──────── Stored rows ────────

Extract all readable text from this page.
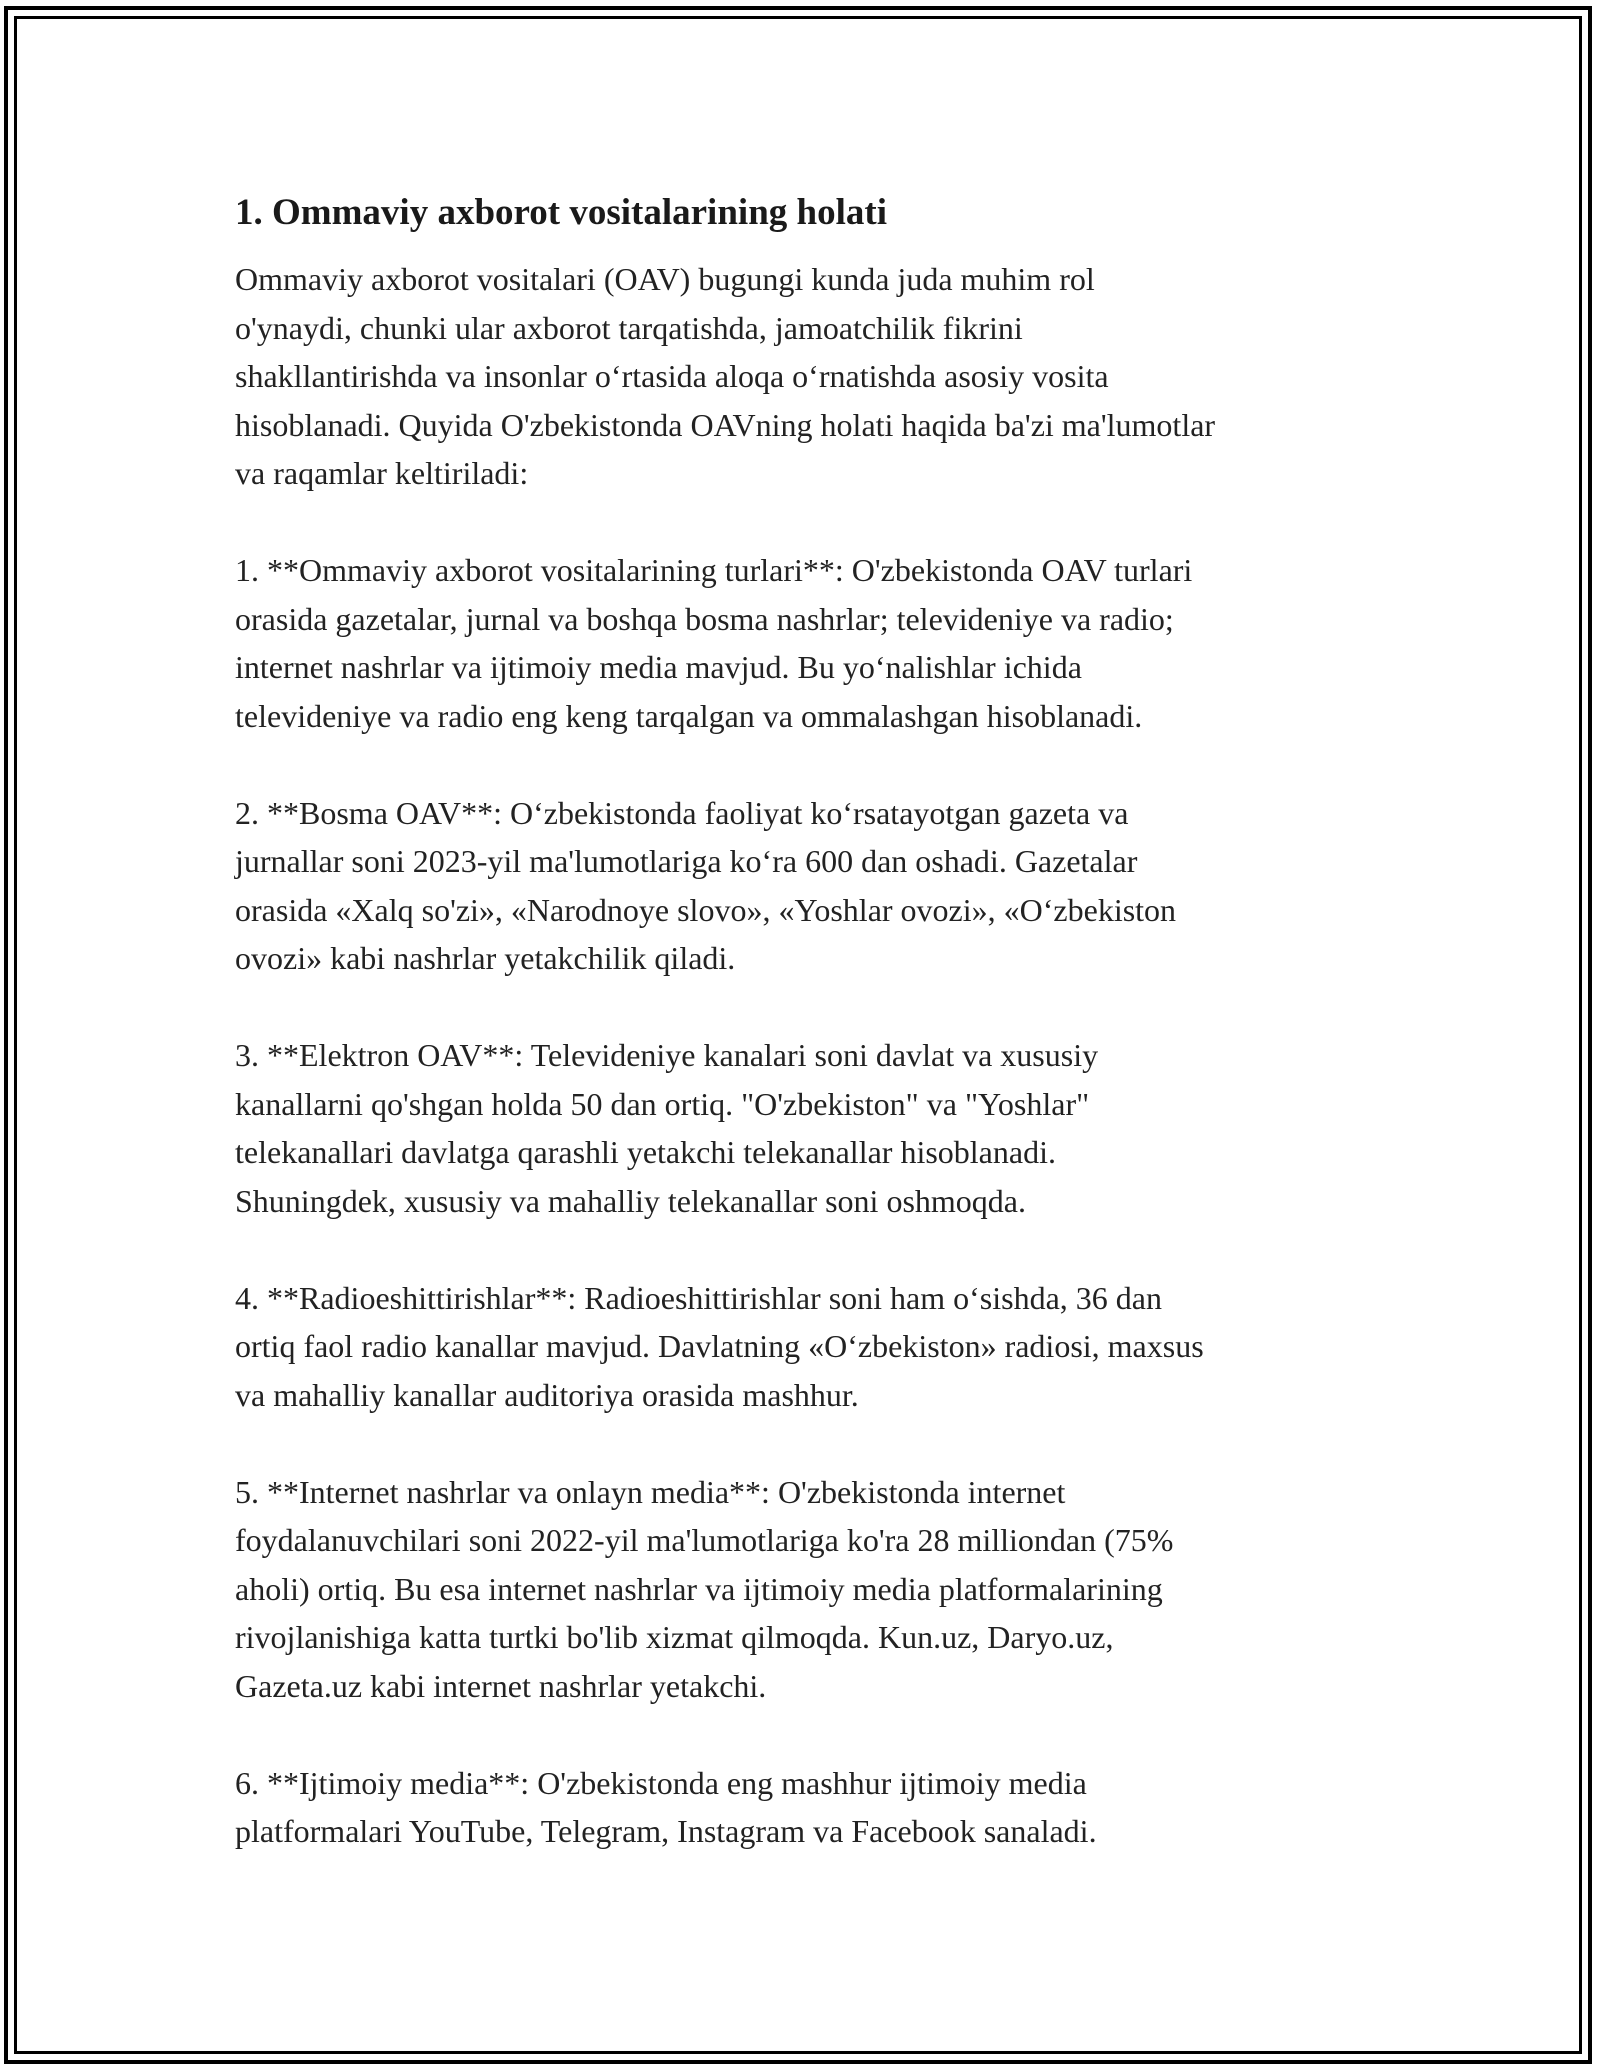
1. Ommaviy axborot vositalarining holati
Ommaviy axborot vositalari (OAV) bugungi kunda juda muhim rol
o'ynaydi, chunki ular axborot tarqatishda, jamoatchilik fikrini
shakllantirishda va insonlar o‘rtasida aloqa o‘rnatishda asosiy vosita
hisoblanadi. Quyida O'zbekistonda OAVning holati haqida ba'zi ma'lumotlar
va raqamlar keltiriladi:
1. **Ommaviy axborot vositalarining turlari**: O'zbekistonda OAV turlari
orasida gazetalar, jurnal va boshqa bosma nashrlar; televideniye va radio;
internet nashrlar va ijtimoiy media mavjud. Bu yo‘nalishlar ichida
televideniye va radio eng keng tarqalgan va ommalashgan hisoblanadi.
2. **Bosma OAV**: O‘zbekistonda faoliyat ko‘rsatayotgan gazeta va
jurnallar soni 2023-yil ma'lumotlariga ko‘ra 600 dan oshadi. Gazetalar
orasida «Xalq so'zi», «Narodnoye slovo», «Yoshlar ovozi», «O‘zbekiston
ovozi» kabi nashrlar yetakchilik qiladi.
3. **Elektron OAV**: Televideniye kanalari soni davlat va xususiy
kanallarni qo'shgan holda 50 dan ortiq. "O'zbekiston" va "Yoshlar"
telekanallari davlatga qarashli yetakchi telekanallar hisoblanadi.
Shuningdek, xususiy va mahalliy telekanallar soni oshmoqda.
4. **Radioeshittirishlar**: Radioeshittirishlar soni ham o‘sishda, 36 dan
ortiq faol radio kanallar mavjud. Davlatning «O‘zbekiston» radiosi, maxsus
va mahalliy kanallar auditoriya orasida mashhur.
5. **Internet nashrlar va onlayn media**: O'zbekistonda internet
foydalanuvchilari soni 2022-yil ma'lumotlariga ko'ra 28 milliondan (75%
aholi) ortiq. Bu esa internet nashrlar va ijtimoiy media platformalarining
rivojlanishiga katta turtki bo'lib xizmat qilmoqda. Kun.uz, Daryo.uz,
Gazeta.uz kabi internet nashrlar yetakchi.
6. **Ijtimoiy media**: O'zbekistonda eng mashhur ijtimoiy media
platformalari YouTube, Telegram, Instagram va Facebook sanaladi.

────────

Goal of the exercise: Select and copy each line from the data that includes the word "mashhur".

The output:
va mahalliy kanallar auditoriya orasida mashhur.
6. **Ijtimoiy media**: O'zbekistonda eng mashhur ijtimoiy media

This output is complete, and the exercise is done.